## BEGIN

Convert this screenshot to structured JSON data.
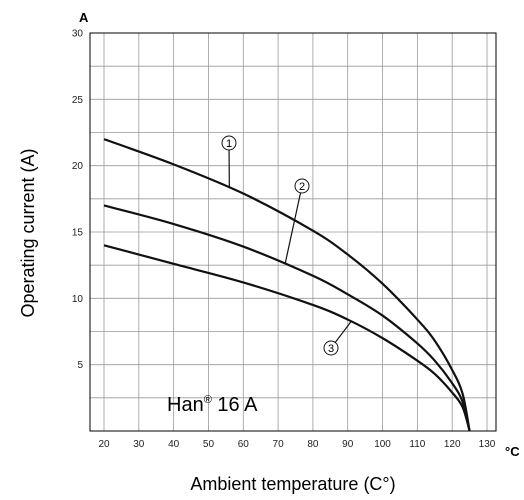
{
  "chart_data": {
    "type": "line",
    "title": "",
    "xlabel": "Ambient temperature (C°)",
    "ylabel": "Operating current (A)",
    "x_unit": "°C",
    "y_unit": "A",
    "xlim": [
      20,
      130
    ],
    "ylim": [
      0,
      30
    ],
    "x_ticks": [
      "20",
      "30",
      "40",
      "50",
      "60",
      "70",
      "80",
      "90",
      "100",
      "110",
      "120",
      "130"
    ],
    "y_ticks": [
      "5",
      "10",
      "15",
      "20",
      "25",
      "30"
    ],
    "grid": true,
    "annotation": {
      "main": "Han",
      "sup": "®",
      "rest": " 16 A"
    },
    "series": [
      {
        "name": "1",
        "x": [
          20,
          40,
          60,
          80,
          90,
          100,
          110,
          115,
          120,
          123,
          125
        ],
        "y": [
          22,
          20.1,
          17.9,
          15.1,
          13.3,
          11.1,
          8.4,
          6.8,
          4.6,
          2.8,
          0
        ]
      },
      {
        "name": "2",
        "x": [
          20,
          40,
          60,
          80,
          90,
          100,
          110,
          115,
          120,
          123,
          125
        ],
        "y": [
          17,
          15.6,
          13.9,
          11.7,
          10.3,
          8.7,
          6.6,
          5.3,
          3.6,
          2.2,
          0
        ]
      },
      {
        "name": "3",
        "x": [
          20,
          40,
          60,
          80,
          90,
          100,
          110,
          115,
          120,
          123,
          125
        ],
        "y": [
          14,
          12.6,
          11.2,
          9.5,
          8.4,
          7.0,
          5.3,
          4.3,
          2.9,
          1.8,
          0
        ]
      }
    ]
  }
}
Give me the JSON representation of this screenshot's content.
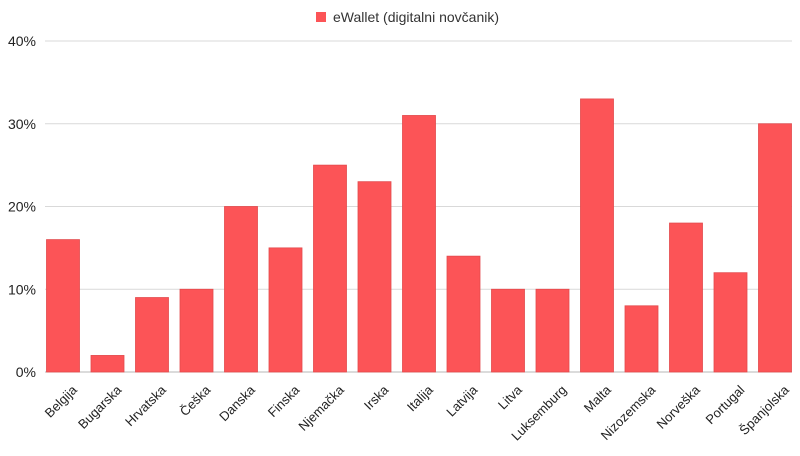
{
  "chart_data": {
    "type": "bar",
    "legend": {
      "position": "top-center",
      "entries": [
        {
          "name": "eWallet (digitalni novčanik)",
          "color": "#fc5457"
        }
      ]
    },
    "categories": [
      "Belgija",
      "Bugarska",
      "Hrvatska",
      "Češka",
      "Danska",
      "Finska",
      "Njemačka",
      "Irska",
      "Italija",
      "Latvija",
      "Litva",
      "Luksemburg",
      "Malta",
      "Nizozemska",
      "Norveška",
      "Portugal",
      "Španjolska"
    ],
    "series": [
      {
        "name": "eWallet (digitalni novčanik)",
        "color": "#fc5457",
        "values": [
          16,
          2,
          9,
          10,
          20,
          15,
          25,
          23,
          31,
          14,
          10,
          10,
          33,
          8,
          18,
          12,
          30
        ]
      }
    ],
    "ylim": [
      0,
      40
    ],
    "yticks": [
      0,
      10,
      20,
      30,
      40
    ],
    "ytick_labels": [
      "0%",
      "10%",
      "20%",
      "30%",
      "40%"
    ],
    "grid": true,
    "xlabel": "",
    "ylabel": ""
  }
}
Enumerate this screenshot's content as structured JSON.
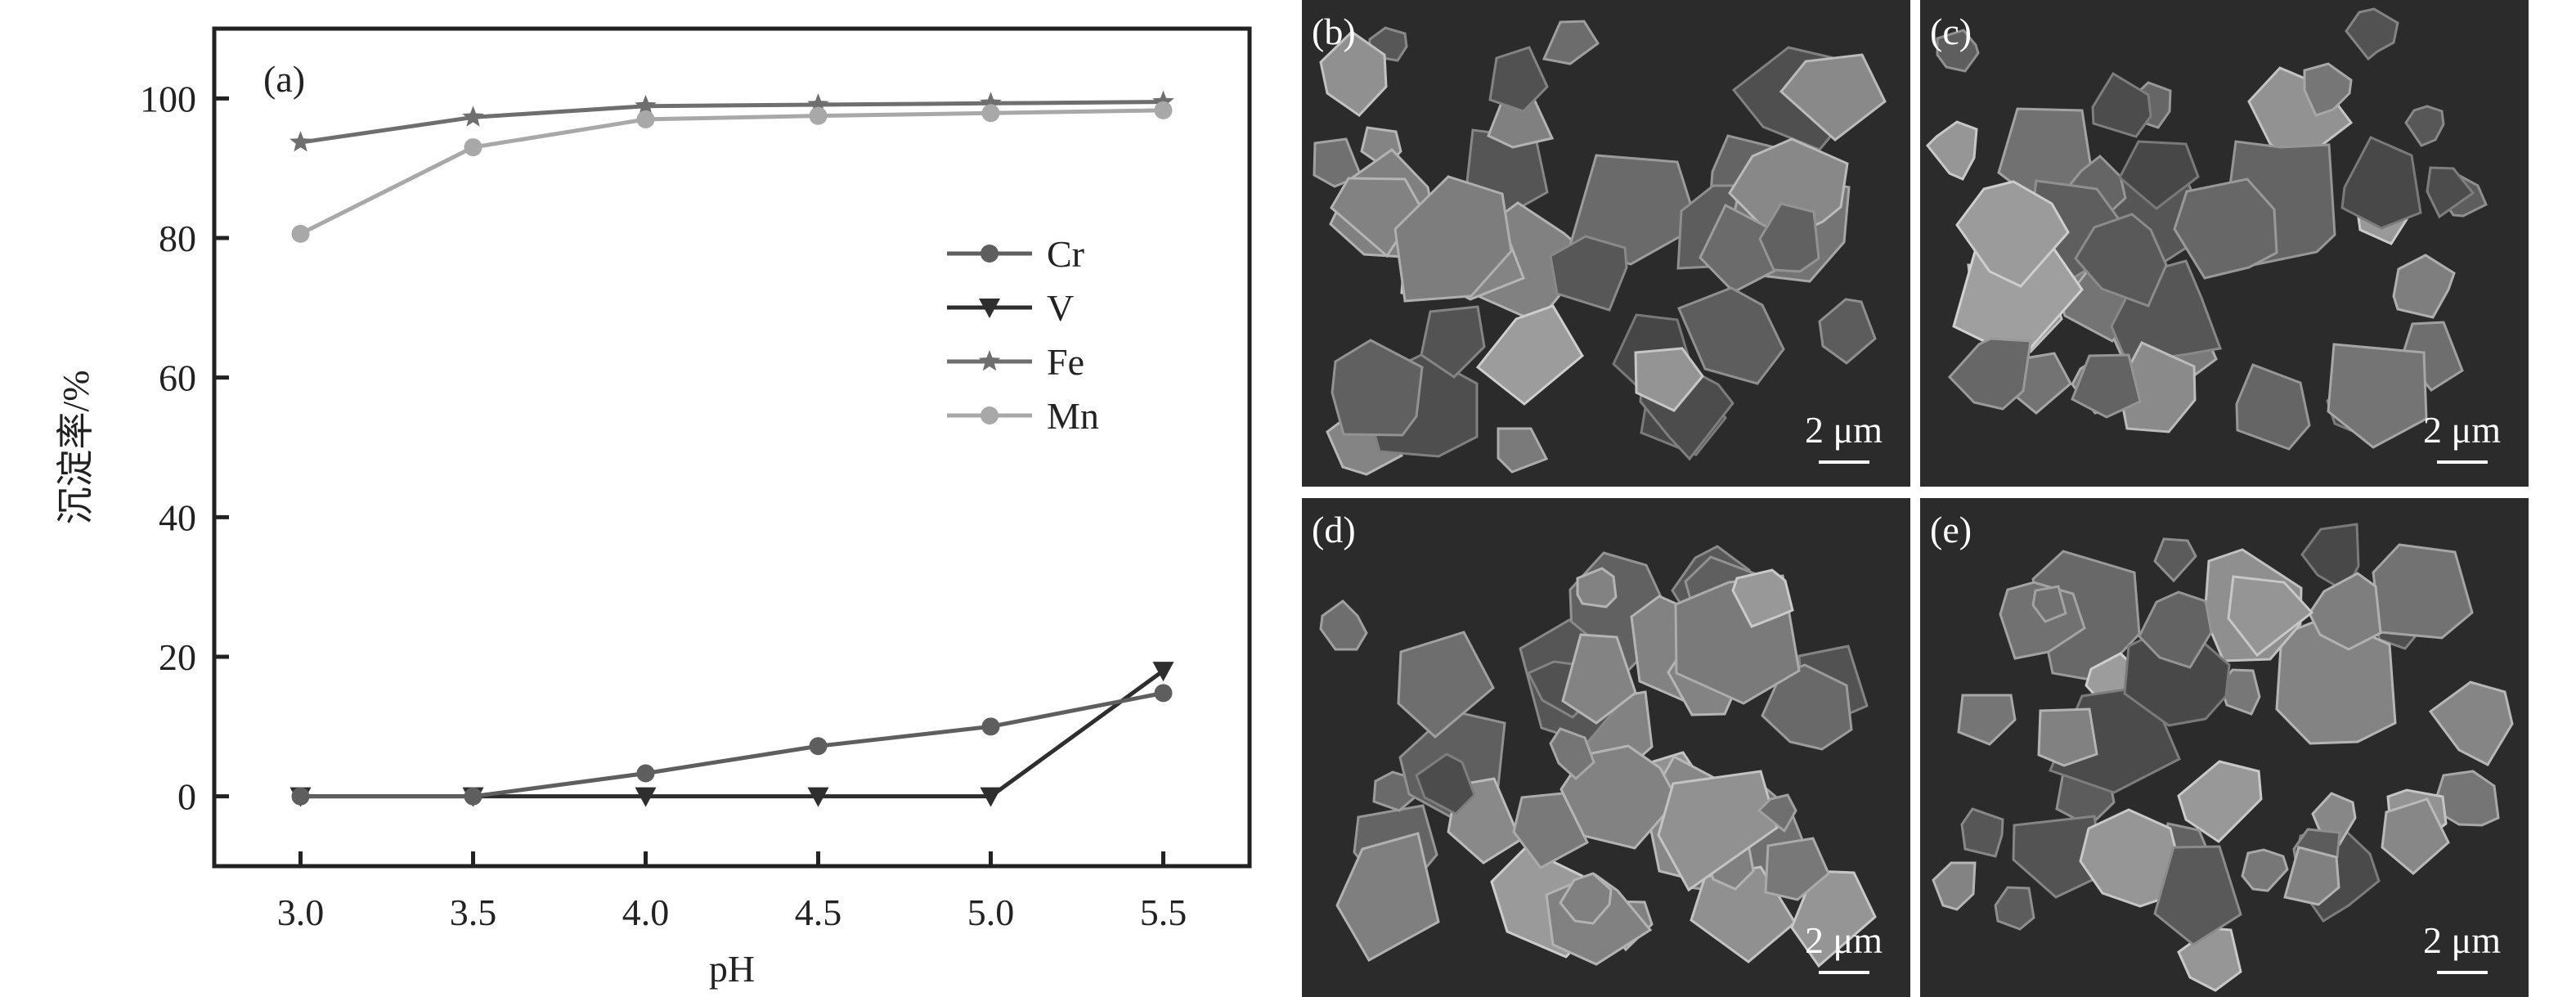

## END

The listing above must be printed again exactly, minus its pictures.

Convert this screenshot to structured JSON data.
{
  "chart_data": {
    "type": "line",
    "title": "",
    "xlabel": "Ambient temperature (C°)",
    "ylabel": "Operating current (A)",
    "x_unit": "°C",
    "y_unit": "A",
    "xlim": [
      20,
      130
    ],
    "ylim": [
      0,
      30
    ],
    "x_ticks": [
      "20",
      "30",
      "40",
      "50",
      "60",
      "70",
      "80",
      "90",
      "100",
      "110",
      "120",
      "130"
    ],
    "y_ticks": [
      "5",
      "10",
      "15",
      "20",
      "25",
      "30"
    ],
    "grid": true,
    "annotation": {
      "main": "Han",
      "sup": "®",
      "rest": " 16 A"
    },
    "series": [
      {
        "name": "1",
        "x": [
          20,
          40,
          60,
          80,
          90,
          100,
          110,
          115,
          120,
          123,
          125
        ],
        "y": [
          22,
          20.1,
          17.9,
          15.1,
          13.3,
          11.1,
          8.4,
          6.8,
          4.6,
          2.8,
          0
        ]
      },
      {
        "name": "2",
        "x": [
          20,
          40,
          60,
          80,
          90,
          100,
          110,
          115,
          120,
          123,
          125
        ],
        "y": [
          17,
          15.6,
          13.9,
          11.7,
          10.3,
          8.7,
          6.6,
          5.3,
          3.6,
          2.2,
          0
        ]
      },
      {
        "name": "3",
        "x": [
          20,
          40,
          60,
          80,
          90,
          100,
          110,
          115,
          120,
          123,
          125
        ],
        "y": [
          14,
          12.6,
          11.2,
          9.5,
          8.4,
          7.0,
          5.3,
          4.3,
          2.9,
          1.8,
          0
        ]
      }
    ]
  }
}
Give me the JSON representation of this screenshot's content.
{
  "chart_data": {
    "type": "bar",
    "legend": {
      "position": "top-center",
      "entries": [
        {
          "name": "eWallet (digitalni novčanik)",
          "color": "#fc5457"
        }
      ]
    },
    "categories": [
      "Belgija",
      "Bugarska",
      "Hrvatska",
      "Češka",
      "Danska",
      "Finska",
      "Njemačka",
      "Irska",
      "Italija",
      "Latvija",
      "Litva",
      "Luksemburg",
      "Malta",
      "Nizozemska",
      "Norveška",
      "Portugal",
      "Španjolska"
    ],
    "series": [
      {
        "name": "eWallet (digitalni novčanik)",
        "color": "#fc5457",
        "values": [
          16,
          2,
          9,
          10,
          20,
          15,
          25,
          23,
          31,
          14,
          10,
          10,
          33,
          8,
          18,
          12,
          30
        ]
      }
    ],
    "ylim": [
      0,
      40
    ],
    "yticks": [
      0,
      10,
      20,
      30,
      40
    ],
    "ytick_labels": [
      "0%",
      "10%",
      "20%",
      "30%",
      "40%"
    ],
    "grid": true,
    "xlabel": "",
    "ylabel": ""
  }
}
Enumerate this screenshot's content as structured JSON.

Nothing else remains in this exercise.